● **Directive**
Return all entries precisely as they stand, without the images.

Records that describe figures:
* Begin *
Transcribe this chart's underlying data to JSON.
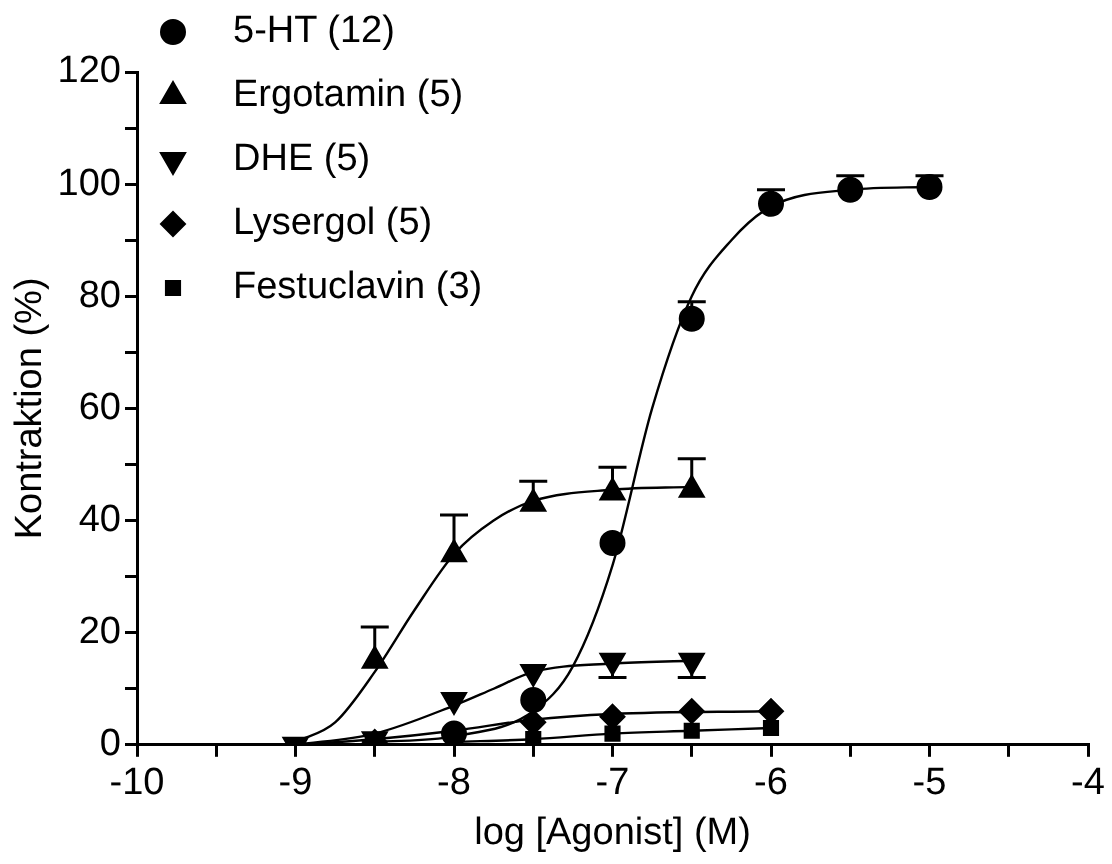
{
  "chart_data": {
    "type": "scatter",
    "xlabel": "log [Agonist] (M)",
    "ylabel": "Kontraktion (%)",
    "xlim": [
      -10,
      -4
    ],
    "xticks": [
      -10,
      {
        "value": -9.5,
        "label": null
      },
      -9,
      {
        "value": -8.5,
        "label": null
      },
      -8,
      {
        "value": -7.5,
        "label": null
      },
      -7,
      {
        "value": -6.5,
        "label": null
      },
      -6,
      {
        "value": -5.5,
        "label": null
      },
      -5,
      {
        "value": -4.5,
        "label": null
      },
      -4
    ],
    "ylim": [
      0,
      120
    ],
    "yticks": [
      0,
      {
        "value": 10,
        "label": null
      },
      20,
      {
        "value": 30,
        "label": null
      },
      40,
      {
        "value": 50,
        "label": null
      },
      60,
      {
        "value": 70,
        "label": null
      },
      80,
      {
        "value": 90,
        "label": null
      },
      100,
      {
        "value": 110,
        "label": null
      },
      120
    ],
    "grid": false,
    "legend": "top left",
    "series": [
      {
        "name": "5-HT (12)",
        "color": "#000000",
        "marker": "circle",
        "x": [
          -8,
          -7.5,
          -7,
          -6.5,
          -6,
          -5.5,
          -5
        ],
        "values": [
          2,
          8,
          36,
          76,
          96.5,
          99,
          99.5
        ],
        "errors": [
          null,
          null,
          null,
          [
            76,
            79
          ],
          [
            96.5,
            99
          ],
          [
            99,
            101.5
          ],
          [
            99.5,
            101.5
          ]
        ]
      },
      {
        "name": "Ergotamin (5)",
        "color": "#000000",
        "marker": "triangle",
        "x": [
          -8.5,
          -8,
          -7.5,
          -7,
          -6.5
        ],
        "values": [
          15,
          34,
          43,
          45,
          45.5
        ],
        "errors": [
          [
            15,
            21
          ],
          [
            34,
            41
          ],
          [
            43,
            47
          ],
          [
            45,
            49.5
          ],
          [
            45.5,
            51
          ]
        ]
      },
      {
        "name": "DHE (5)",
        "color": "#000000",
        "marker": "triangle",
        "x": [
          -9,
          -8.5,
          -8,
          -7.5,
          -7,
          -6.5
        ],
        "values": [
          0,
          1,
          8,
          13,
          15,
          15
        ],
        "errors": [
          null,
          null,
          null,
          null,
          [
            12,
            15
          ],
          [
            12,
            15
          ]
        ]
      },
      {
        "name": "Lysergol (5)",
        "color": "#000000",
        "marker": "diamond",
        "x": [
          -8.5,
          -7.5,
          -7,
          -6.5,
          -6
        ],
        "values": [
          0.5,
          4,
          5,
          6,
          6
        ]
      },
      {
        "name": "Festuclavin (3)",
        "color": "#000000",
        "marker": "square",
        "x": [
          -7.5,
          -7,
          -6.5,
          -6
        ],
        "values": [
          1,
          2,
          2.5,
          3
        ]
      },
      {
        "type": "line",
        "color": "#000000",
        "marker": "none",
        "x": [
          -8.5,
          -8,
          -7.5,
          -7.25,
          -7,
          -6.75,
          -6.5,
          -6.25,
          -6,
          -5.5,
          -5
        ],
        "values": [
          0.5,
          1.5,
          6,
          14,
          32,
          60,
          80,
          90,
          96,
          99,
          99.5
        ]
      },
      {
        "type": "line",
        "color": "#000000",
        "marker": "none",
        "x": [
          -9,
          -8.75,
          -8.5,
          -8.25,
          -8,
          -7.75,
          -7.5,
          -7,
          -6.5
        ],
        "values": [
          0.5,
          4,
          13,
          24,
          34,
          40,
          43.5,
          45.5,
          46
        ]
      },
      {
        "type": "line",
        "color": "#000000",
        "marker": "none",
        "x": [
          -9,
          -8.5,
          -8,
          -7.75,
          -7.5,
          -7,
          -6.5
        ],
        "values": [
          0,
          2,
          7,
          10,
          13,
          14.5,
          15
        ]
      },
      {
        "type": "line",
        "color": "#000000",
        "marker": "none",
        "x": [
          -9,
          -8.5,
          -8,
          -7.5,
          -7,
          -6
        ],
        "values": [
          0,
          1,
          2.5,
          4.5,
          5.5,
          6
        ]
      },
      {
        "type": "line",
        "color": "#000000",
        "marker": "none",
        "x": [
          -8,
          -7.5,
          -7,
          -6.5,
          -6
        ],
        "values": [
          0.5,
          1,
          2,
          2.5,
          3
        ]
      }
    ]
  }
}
* End *
● **Written reply**
Transcribe this chart's underlying data to JSON.
{
  "chart_data": {
    "type": "scatter",
    "xlabel": "log [Agonist] (M)",
    "ylabel": "Kontraktion (%)",
    "xlim": [
      -10,
      -4
    ],
    "xticks": [
      -10,
      {
        "value": -9.5,
        "label": null
      },
      -9,
      {
        "value": -8.5,
        "label": null
      },
      -8,
      {
        "value": -7.5,
        "label": null
      },
      -7,
      {
        "value": -6.5,
        "label": null
      },
      -6,
      {
        "value": -5.5,
        "label": null
      },
      -5,
      {
        "value": -4.5,
        "label": null
      },
      -4
    ],
    "ylim": [
      0,
      120
    ],
    "yticks": [
      0,
      {
        "value": 10,
        "label": null
      },
      20,
      {
        "value": 30,
        "label": null
      },
      40,
      {
        "value": 50,
        "label": null
      },
      60,
      {
        "value": 70,
        "label": null
      },
      80,
      {
        "value": 90,
        "label": null
      },
      100,
      {
        "value": 110,
        "label": null
      },
      120
    ],
    "grid": false,
    "legend": "top left",
    "series": [
      {
        "name": "5-HT (12)",
        "color": "#000000",
        "marker": "circle",
        "x": [
          -8,
          -7.5,
          -7,
          -6.5,
          -6,
          -5.5,
          -5
        ],
        "values": [
          2,
          8,
          36,
          76,
          96.5,
          99,
          99.5
        ],
        "errors": [
          null,
          null,
          null,
          [
            76,
            79
          ],
          [
            96.5,
            99
          ],
          [
            99,
            101.5
          ],
          [
            99.5,
            101.5
          ]
        ]
      },
      {
        "name": "Ergotamin (5)",
        "color": "#000000",
        "marker": "triangle",
        "x": [
          -8.5,
          -8,
          -7.5,
          -7,
          -6.5
        ],
        "values": [
          15,
          34,
          43,
          45,
          45.5
        ],
        "errors": [
          [
            15,
            21
          ],
          [
            34,
            41
          ],
          [
            43,
            47
          ],
          [
            45,
            49.5
          ],
          [
            45.5,
            51
          ]
        ]
      },
      {
        "name": "DHE (5)",
        "color": "#000000",
        "marker": "triangle",
        "x": [
          -9,
          -8.5,
          -8,
          -7.5,
          -7,
          -6.5
        ],
        "values": [
          0,
          1,
          8,
          13,
          15,
          15
        ],
        "errors": [
          null,
          null,
          null,
          null,
          [
            12,
            15
          ],
          [
            12,
            15
          ]
        ]
      },
      {
        "name": "Lysergol (5)",
        "color": "#000000",
        "marker": "diamond",
        "x": [
          -8.5,
          -7.5,
          -7,
          -6.5,
          -6
        ],
        "values": [
          0.5,
          4,
          5,
          6,
          6
        ]
      },
      {
        "name": "Festuclavin (3)",
        "color": "#000000",
        "marker": "square",
        "x": [
          -7.5,
          -7,
          -6.5,
          -6
        ],
        "values": [
          1,
          2,
          2.5,
          3
        ]
      },
      {
        "type": "line",
        "color": "#000000",
        "marker": "none",
        "x": [
          -8.5,
          -8,
          -7.5,
          -7.25,
          -7,
          -6.75,
          -6.5,
          -6.25,
          -6,
          -5.5,
          -5
        ],
        "values": [
          0.5,
          1.5,
          6,
          14,
          32,
          60,
          80,
          90,
          96,
          99,
          99.5
        ]
      },
      {
        "type": "line",
        "color": "#000000",
        "marker": "none",
        "x": [
          -9,
          -8.75,
          -8.5,
          -8.25,
          -8,
          -7.75,
          -7.5,
          -7,
          -6.5
        ],
        "values": [
          0.5,
          4,
          13,
          24,
          34,
          40,
          43.5,
          45.5,
          46
        ]
      },
      {
        "type": "line",
        "color": "#000000",
        "marker": "none",
        "x": [
          -9,
          -8.5,
          -8,
          -7.75,
          -7.5,
          -7,
          -6.5
        ],
        "values": [
          0,
          2,
          7,
          10,
          13,
          14.5,
          15
        ]
      },
      {
        "type": "line",
        "color": "#000000",
        "marker": "none",
        "x": [
          -9,
          -8.5,
          -8,
          -7.5,
          -7,
          -6
        ],
        "values": [
          0,
          1,
          2.5,
          4.5,
          5.5,
          6
        ]
      },
      {
        "type": "line",
        "color": "#000000",
        "marker": "none",
        "x": [
          -8,
          -7.5,
          -7,
          -6.5,
          -6
        ],
        "values": [
          0.5,
          1,
          2,
          2.5,
          3
        ]
      }
    ]
  }
}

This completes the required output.